→ INFORMATION SUPPLIED:
————————
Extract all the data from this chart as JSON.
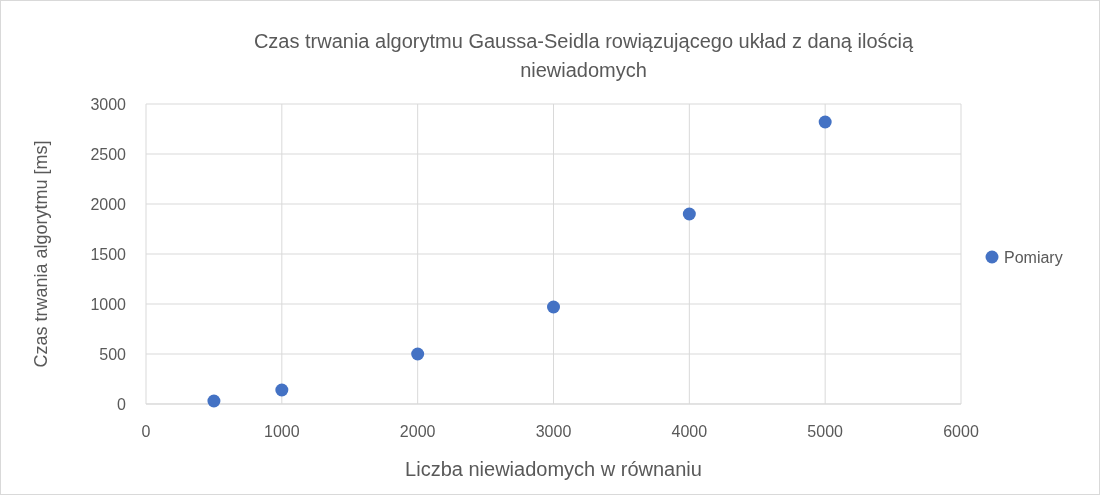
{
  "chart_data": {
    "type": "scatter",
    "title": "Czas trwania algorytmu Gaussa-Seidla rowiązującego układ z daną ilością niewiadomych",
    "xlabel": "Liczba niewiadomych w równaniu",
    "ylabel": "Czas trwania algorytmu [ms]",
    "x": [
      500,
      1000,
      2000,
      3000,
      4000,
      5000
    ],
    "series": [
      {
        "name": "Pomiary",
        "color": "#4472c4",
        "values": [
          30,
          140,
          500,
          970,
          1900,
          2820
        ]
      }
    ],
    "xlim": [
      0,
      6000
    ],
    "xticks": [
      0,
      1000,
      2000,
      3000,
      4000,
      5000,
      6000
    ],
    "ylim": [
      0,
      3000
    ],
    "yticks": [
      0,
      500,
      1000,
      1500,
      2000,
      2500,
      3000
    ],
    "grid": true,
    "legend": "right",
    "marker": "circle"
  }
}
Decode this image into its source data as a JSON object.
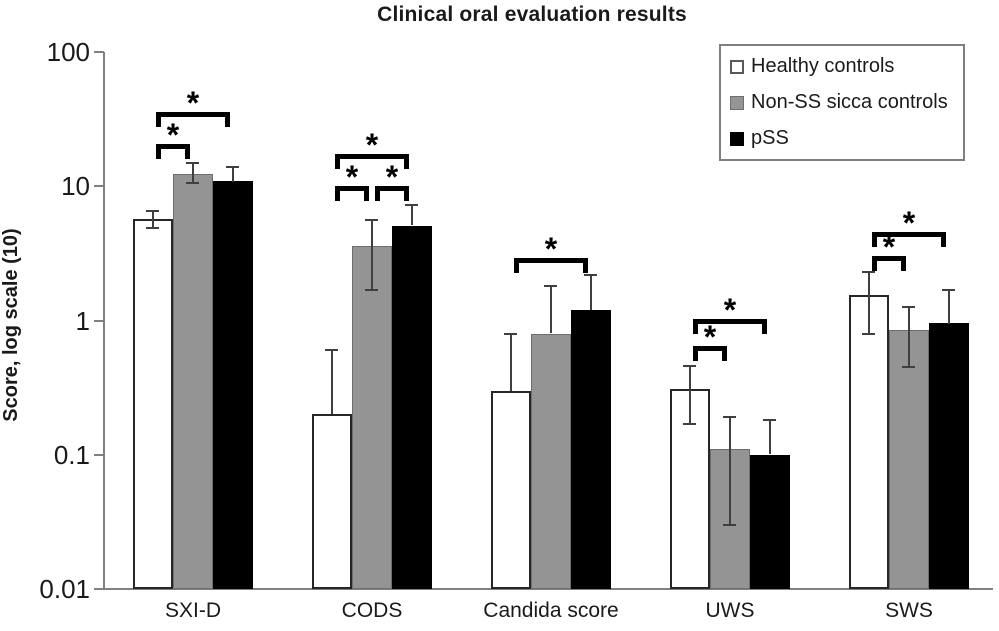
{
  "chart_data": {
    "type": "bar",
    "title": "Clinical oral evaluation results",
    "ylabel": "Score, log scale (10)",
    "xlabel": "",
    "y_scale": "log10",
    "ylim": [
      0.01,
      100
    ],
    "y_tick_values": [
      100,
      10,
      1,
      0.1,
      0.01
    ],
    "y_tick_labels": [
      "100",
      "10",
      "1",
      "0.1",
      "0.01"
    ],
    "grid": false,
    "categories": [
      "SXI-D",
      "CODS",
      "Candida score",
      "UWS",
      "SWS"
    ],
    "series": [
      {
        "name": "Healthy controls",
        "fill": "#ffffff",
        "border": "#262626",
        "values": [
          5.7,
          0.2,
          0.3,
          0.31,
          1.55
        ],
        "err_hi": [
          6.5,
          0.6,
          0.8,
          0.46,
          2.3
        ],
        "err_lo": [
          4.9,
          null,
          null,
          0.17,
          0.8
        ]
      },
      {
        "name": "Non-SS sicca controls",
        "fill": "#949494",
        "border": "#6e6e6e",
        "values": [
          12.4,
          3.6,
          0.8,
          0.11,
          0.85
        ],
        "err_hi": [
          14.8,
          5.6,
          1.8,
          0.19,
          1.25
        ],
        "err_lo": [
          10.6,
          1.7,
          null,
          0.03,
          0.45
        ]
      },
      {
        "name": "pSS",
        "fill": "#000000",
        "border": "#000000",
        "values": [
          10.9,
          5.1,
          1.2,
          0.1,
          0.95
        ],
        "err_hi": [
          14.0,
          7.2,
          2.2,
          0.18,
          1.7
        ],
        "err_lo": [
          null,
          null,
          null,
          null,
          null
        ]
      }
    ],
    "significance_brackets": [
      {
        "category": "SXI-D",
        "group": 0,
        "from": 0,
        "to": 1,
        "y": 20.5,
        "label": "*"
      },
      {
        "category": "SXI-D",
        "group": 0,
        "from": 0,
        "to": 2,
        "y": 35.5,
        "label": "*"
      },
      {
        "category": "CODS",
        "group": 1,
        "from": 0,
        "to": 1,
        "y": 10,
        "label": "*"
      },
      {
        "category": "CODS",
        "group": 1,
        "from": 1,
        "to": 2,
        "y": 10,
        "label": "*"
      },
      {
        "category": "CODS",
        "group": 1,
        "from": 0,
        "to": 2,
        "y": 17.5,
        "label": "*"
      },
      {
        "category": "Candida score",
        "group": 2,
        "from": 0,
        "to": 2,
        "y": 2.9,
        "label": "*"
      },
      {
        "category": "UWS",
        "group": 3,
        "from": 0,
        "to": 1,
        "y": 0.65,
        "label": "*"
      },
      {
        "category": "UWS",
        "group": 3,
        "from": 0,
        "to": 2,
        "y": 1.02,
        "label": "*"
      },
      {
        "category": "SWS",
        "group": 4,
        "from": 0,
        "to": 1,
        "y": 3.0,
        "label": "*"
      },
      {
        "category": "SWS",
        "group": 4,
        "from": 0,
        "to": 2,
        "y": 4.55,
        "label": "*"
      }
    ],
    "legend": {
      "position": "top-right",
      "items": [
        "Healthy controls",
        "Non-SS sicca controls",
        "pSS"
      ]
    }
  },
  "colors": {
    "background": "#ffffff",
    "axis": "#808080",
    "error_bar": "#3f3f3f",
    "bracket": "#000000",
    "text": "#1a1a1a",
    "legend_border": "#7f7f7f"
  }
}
————————
→ SET TASK: Return every line above that contains the word "sicca".

→ EXERCISE ANSWER:
        "name": "Non-SS sicca controls",
        "Non-SS sicca controls",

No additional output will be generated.